▽
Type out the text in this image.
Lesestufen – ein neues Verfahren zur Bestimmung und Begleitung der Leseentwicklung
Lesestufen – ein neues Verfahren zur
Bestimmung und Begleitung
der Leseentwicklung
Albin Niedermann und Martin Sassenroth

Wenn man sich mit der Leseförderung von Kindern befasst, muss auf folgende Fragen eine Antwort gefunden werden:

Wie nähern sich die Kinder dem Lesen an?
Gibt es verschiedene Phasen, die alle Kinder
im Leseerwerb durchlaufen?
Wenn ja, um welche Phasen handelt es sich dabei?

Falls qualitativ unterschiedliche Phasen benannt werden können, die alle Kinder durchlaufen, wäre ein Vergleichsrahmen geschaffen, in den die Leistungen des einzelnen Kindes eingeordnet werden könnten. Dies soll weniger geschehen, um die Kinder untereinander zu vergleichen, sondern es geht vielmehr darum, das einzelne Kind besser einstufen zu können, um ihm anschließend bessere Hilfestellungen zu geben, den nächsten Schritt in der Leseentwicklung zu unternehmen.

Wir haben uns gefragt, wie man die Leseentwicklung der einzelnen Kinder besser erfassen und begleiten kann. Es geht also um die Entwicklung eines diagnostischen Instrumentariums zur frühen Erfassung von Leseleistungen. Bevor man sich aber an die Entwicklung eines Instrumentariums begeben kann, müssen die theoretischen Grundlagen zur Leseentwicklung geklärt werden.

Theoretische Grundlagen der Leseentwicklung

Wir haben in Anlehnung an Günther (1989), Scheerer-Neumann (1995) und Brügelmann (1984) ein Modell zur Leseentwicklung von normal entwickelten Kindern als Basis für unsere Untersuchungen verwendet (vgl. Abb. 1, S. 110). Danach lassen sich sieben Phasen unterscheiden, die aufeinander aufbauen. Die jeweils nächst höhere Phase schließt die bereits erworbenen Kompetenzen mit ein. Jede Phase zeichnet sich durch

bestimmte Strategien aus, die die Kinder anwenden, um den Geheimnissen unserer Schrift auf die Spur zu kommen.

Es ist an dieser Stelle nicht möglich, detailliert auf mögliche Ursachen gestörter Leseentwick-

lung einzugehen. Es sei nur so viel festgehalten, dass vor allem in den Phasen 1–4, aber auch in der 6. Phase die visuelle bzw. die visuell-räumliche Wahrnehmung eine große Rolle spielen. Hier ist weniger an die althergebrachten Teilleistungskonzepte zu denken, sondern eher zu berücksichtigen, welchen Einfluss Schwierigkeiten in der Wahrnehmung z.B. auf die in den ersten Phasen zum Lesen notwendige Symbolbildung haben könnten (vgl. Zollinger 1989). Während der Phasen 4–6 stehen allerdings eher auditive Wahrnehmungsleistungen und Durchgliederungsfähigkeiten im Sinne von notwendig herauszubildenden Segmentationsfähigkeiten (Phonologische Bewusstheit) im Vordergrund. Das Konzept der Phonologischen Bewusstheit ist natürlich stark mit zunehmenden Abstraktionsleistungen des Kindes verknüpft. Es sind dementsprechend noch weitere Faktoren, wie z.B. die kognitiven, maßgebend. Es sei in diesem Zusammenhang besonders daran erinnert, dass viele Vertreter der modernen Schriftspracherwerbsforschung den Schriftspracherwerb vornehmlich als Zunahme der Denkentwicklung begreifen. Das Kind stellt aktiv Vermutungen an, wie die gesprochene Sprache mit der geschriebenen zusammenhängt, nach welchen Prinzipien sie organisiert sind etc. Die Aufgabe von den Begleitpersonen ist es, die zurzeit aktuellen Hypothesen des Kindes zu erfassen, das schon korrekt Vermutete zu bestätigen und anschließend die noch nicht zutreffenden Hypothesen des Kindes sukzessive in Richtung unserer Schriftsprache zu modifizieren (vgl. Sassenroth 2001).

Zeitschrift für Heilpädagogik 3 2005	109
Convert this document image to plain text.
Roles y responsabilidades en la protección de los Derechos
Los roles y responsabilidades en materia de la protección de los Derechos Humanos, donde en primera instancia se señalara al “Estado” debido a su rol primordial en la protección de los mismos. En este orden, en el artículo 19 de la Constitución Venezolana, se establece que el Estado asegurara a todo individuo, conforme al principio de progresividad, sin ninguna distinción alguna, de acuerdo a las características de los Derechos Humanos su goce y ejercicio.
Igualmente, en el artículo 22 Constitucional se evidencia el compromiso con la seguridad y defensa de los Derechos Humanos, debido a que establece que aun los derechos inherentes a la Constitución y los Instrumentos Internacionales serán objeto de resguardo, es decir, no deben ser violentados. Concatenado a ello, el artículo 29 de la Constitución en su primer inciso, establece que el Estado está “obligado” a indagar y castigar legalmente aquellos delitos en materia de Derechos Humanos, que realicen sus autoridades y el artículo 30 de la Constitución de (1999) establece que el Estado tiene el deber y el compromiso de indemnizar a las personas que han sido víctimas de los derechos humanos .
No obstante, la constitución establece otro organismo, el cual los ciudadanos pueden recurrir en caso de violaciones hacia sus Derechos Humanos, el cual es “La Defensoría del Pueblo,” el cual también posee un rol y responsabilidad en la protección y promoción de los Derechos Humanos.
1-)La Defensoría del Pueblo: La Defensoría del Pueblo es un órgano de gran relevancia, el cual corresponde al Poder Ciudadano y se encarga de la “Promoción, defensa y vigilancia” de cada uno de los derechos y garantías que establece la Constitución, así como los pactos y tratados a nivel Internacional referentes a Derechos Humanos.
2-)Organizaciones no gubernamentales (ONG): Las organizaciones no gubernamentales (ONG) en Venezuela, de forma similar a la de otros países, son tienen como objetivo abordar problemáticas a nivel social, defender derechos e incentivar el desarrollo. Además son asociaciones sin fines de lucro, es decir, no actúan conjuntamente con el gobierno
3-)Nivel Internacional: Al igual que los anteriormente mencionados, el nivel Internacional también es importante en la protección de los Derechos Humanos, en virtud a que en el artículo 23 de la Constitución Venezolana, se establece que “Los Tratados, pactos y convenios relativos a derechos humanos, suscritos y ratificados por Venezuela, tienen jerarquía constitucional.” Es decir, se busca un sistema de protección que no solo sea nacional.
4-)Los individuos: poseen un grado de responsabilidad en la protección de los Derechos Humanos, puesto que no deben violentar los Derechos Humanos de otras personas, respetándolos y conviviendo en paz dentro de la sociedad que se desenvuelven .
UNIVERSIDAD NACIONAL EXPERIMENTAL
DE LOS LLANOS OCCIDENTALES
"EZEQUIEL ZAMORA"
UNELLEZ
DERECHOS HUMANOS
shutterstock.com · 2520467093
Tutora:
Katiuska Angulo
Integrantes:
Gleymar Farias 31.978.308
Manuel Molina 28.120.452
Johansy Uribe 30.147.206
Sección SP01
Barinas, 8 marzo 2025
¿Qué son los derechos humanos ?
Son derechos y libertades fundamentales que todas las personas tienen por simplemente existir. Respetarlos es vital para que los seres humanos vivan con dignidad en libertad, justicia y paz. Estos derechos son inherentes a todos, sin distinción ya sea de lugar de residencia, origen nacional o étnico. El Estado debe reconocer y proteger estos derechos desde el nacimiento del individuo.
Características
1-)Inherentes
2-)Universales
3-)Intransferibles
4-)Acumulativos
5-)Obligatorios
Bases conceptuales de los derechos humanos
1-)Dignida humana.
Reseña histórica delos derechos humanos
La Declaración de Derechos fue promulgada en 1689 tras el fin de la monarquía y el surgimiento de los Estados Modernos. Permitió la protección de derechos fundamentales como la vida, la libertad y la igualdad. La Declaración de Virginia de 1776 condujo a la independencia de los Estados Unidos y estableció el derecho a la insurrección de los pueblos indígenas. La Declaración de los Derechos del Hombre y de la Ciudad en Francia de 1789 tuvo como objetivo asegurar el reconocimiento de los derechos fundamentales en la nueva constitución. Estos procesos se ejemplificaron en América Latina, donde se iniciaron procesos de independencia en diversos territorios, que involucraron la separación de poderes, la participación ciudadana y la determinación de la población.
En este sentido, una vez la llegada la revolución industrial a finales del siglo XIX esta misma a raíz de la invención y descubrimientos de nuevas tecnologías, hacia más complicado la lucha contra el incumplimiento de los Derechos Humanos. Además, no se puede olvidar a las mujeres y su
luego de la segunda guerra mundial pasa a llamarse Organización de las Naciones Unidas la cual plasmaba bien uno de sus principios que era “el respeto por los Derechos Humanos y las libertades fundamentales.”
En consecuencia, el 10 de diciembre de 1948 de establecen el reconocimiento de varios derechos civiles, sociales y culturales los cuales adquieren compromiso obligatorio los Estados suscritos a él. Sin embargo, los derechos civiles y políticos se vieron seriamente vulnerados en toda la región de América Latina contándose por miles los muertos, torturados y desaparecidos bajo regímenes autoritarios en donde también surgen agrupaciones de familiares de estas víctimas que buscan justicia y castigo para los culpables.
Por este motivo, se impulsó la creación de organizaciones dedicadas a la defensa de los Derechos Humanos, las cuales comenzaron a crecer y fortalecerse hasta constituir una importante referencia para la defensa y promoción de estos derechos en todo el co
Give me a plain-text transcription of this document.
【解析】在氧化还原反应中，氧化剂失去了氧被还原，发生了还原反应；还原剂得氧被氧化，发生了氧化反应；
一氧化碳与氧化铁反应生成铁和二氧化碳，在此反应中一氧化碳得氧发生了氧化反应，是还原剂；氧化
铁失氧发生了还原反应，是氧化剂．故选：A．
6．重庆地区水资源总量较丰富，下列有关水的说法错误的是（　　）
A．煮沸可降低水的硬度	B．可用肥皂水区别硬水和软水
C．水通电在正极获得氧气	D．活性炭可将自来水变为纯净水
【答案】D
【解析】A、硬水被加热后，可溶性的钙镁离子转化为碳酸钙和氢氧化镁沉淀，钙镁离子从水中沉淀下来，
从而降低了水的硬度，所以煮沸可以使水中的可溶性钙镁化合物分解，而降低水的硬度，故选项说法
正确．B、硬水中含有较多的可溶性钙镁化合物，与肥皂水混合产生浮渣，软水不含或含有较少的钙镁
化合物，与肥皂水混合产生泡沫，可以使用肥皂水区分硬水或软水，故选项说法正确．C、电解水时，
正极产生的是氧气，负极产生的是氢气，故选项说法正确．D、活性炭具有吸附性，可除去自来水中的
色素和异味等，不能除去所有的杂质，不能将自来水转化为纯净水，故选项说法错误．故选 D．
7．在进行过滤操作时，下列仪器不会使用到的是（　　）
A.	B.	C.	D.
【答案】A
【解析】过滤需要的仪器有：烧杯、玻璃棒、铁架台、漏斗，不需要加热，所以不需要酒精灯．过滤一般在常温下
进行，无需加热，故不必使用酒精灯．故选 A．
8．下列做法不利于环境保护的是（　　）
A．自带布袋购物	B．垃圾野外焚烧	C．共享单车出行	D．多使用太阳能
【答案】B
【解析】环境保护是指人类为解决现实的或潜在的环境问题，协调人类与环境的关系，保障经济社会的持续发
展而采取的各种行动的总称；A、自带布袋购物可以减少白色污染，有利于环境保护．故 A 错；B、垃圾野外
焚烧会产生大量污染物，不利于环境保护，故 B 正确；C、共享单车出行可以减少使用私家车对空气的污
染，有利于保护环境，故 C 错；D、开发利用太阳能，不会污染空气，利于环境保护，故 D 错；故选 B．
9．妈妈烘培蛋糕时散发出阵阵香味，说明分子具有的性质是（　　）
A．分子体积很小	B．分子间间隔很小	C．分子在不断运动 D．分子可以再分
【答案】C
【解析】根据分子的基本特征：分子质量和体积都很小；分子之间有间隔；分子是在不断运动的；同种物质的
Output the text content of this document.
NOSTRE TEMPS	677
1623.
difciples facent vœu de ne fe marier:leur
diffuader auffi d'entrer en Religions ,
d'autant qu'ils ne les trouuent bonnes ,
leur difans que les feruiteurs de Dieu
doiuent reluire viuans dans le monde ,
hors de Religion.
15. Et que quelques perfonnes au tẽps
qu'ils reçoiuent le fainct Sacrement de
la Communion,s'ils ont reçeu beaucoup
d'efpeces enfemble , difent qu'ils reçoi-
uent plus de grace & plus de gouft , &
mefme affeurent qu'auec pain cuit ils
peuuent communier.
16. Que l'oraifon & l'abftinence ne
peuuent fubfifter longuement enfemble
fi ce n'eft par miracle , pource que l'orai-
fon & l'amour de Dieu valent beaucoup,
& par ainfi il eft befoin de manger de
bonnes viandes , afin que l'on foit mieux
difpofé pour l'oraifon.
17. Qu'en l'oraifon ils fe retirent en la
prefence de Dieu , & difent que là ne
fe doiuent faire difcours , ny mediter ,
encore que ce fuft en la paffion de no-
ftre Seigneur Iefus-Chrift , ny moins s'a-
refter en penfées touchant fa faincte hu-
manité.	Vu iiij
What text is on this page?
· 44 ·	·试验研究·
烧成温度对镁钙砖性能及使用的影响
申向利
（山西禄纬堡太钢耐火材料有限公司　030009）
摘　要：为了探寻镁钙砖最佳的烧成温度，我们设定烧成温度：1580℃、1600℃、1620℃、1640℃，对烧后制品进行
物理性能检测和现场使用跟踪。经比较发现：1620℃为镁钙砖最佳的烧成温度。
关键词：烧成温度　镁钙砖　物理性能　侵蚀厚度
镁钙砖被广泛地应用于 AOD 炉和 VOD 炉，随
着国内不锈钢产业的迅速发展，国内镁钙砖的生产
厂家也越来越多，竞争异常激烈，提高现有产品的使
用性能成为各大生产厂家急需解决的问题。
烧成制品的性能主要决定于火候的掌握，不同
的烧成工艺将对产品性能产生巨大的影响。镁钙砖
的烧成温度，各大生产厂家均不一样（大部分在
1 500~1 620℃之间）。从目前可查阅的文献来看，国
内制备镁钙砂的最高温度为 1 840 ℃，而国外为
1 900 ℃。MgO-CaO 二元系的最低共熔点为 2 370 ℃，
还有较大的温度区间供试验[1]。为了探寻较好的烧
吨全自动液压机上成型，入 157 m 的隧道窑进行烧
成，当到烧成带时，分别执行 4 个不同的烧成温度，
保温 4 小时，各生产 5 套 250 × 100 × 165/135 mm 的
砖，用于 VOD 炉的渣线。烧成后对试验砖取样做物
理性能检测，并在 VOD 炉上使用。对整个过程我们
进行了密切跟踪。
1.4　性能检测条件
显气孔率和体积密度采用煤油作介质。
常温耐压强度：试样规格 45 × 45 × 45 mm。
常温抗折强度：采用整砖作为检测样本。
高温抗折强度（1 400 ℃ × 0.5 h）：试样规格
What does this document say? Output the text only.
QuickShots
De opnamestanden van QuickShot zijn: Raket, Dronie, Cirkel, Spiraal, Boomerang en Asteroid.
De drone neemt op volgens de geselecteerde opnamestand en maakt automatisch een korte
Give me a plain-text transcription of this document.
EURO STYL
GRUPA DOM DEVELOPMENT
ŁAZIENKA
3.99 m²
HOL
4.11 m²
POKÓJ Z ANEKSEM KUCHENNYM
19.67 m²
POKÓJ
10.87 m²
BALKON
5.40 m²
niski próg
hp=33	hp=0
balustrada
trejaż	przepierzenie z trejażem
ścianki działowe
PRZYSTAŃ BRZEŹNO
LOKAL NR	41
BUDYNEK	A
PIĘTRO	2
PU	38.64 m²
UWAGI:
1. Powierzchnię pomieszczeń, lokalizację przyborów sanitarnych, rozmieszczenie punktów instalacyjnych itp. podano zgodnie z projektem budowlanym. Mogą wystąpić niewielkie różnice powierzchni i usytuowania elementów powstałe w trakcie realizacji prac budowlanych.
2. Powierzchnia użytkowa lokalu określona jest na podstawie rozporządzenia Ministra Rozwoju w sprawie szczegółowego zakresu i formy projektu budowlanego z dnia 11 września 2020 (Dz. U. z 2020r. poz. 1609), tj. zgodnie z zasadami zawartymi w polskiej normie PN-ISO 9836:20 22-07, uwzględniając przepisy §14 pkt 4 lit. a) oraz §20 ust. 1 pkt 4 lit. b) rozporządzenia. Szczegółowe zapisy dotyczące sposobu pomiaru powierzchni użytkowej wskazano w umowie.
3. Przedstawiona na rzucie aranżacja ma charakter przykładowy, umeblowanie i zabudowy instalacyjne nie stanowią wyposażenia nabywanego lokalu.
△
GIVEN REQUEST
Select every line in the records above that contains the word "Begleitung".

RESULT FOR THIS TASK
Lesestufen – ein neues Verfahren zur Bestimmung und Begleitung der Leseentwicklung
Bestimmung und Begleitung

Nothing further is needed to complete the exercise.